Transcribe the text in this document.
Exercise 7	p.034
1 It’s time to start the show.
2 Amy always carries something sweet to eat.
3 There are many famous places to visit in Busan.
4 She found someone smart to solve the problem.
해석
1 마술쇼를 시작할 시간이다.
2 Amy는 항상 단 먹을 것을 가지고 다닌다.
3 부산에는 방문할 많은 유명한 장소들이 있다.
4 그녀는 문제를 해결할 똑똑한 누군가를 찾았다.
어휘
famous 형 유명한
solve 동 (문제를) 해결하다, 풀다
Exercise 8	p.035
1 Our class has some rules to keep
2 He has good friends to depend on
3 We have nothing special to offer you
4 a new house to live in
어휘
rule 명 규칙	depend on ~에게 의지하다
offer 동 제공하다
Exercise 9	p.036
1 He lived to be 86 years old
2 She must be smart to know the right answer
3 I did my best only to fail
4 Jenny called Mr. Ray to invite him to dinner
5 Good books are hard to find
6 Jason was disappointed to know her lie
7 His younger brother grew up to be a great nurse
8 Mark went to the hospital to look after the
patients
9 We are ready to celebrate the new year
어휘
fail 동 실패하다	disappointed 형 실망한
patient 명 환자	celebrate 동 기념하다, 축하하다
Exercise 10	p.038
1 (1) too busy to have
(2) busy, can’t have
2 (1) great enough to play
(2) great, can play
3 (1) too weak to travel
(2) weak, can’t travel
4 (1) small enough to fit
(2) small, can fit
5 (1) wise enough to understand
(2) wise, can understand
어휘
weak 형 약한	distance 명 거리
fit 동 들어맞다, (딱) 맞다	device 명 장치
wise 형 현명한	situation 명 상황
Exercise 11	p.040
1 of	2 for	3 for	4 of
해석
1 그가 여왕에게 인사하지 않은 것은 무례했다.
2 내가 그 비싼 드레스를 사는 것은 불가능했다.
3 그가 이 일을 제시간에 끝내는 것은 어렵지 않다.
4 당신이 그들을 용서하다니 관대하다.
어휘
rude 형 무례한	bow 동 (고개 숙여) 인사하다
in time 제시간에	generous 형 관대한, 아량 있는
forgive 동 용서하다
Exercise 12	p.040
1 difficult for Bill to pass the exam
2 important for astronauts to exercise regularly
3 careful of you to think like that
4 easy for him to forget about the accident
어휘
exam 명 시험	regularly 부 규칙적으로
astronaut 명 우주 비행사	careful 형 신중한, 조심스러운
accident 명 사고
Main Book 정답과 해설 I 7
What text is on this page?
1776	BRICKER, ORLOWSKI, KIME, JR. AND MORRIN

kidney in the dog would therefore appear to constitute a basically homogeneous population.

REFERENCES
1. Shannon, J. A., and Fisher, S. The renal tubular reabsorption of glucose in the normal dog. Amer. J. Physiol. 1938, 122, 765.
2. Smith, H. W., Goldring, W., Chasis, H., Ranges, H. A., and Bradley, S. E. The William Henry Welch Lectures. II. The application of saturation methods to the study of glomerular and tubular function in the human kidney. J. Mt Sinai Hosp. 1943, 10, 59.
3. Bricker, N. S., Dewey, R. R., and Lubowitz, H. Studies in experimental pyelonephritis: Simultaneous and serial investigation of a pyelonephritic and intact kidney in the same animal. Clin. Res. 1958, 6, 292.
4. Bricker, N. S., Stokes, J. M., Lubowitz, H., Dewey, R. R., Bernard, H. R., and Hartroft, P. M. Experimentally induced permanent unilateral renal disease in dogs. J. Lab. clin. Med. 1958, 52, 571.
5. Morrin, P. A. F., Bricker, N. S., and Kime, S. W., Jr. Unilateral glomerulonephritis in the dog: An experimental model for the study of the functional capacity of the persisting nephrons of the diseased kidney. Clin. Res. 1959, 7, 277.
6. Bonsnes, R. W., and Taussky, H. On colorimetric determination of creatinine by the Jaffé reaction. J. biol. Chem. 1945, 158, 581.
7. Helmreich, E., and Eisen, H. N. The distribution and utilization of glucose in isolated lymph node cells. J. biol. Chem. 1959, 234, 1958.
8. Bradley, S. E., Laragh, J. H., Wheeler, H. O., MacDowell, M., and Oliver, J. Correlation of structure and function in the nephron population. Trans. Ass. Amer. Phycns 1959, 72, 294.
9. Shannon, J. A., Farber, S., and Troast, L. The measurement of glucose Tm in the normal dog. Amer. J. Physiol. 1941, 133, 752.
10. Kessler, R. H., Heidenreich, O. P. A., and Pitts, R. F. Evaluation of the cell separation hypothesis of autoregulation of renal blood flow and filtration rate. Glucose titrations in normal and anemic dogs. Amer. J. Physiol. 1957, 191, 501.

● ● ● ● ● ● ●

● Work instructions
Set out the entries once more, word for word.

● Task response
Transcribe the text in this document.
Exercise 7	p.034
1 It’s time to start the show.
2 Amy always carries something sweet to eat.
3 There are many famous places to visit in Busan.
4 She found someone smart to solve the problem.
해석
1 마술쇼를 시작할 시간이다.
2 Amy는 항상 단 먹을 것을 가지고 다닌다.
3 부산에는 방문할 많은 유명한 장소들이 있다.
4 그녀는 문제를 해결할 똑똑한 누군가를 찾았다.
어휘
famous 형 유명한
solve 동 (문제를) 해결하다, 풀다
Exercise 8	p.035
1 Our class has some rules to keep
2 He has good friends to depend on
3 We have nothing special to offer you
4 a new house to live in
어휘
rule 명 규칙	depend on ~에게 의지하다
offer 동 제공하다
Exercise 9	p.036
1 He lived to be 86 years old
2 She must be smart to know the right answer
3 I did my best only to fail
4 Jenny called Mr. Ray to invite him to dinner
5 Good books are hard to find
6 Jason was disappointed to know her lie
7 His younger brother grew up to be a great nurse
8 Mark went to the hospital to look after the
patients
9 We are ready to celebrate the new year
어휘
fail 동 실패하다	disappointed 형 실망한
patient 명 환자	celebrate 동 기념하다, 축하하다
Exercise 10	p.038
1 (1) too busy to have
(2) busy, can’t have
2 (1) great enough to play
(2) great, can play
3 (1) too weak to travel
(2) weak, can’t travel
4 (1) small enough to fit
(2) small, can fit
5 (1) wise enough to understand
(2) wise, can understand
어휘
weak 형 약한	distance 명 거리
fit 동 들어맞다, (딱) 맞다	device 명 장치
wise 형 현명한	situation 명 상황
Exercise 11	p.040
1 of	2 for	3 for	4 of
해석
1 그가 여왕에게 인사하지 않은 것은 무례했다.
2 내가 그 비싼 드레스를 사는 것은 불가능했다.
3 그가 이 일을 제시간에 끝내는 것은 어렵지 않다.
4 당신이 그들을 용서하다니 관대하다.
어휘
rude 형 무례한	bow 동 (고개 숙여) 인사하다
in time 제시간에	generous 형 관대한, 아량 있는
forgive 동 용서하다
Exercise 12	p.040
1 difficult for Bill to pass the exam
2 important for astronauts to exercise regularly
3 careful of you to think like that
4 easy for him to forget about the accident
어휘
exam 명 시험	regularly 부 규칙적으로
astronaut 명 우주 비행사	careful 형 신중한, 조심스러운
accident 명 사고
Main Book 정답과 해설 I 7
What text is on this page?
1776	BRICKER, ORLOWSKI, KIME, JR. AND MORRIN

kidney in the dog would therefore appear to constitute a basically homogeneous population.

REFERENCES
1. Shannon, J. A., and Fisher, S. The renal tubular reabsorption of glucose in the normal dog. Amer. J. Physiol. 1938, 122, 765.
2. Smith, H. W., Goldring, W., Chasis, H., Ranges, H. A., and Bradley, S. E. The William Henry Welch Lectures. II. The application of saturation methods to the study of glomerular and tubular function in the human kidney. J. Mt Sinai Hosp. 1943, 10, 59.
3. Bricker, N. S., Dewey, R. R., and Lubowitz, H. Studies in experimental pyelonephritis: Simultaneous and serial investigation of a pyelonephritic and intact kidney in the same animal. Clin. Res. 1958, 6, 292.
4. Bricker, N. S., Stokes, J. M., Lubowitz, H., Dewey, R. R., Bernard, H. R., and Hartroft, P. M. Experimentally induced permanent unilateral renal disease in dogs. J. Lab. clin. Med. 1958, 52, 571.
5. Morrin, P. A. F., Bricker, N. S., and Kime, S. W., Jr. Unilateral glomerulonephritis in the dog: An experimental model for the study of the functional capacity of the persisting nephrons of the diseased kidney. Clin. Res. 1959, 7, 277.
6. Bonsnes, R. W., and Taussky, H. On colorimetric determination of creatinine by the Jaffé reaction. J. biol. Chem. 1945, 158, 581.
7. Helmreich, E., and Eisen, H. N. The distribution and utilization of glucose in isolated lymph node cells. J. biol. Chem. 1959, 234, 1958.
8. Bradley, S. E., Laragh, J. H., Wheeler, H. O., MacDowell, M., and Oliver, J. Correlation of structure and function in the nephron population. Trans. Ass. Amer. Phycns 1959, 72, 294.
9. Shannon, J. A., Farber, S., and Troast, L. The measurement of glucose Tm in the normal dog. Amer. J. Physiol. 1941, 133, 752.
10. Kessler, R. H., Heidenreich, O. P. A., and Pitts, R. F. Evaluation of the cell separation hypothesis of autoregulation of renal blood flow and filtration rate. Glucose titrations in normal and anemic dogs. Amer. J. Physiol. 1957, 191, 501.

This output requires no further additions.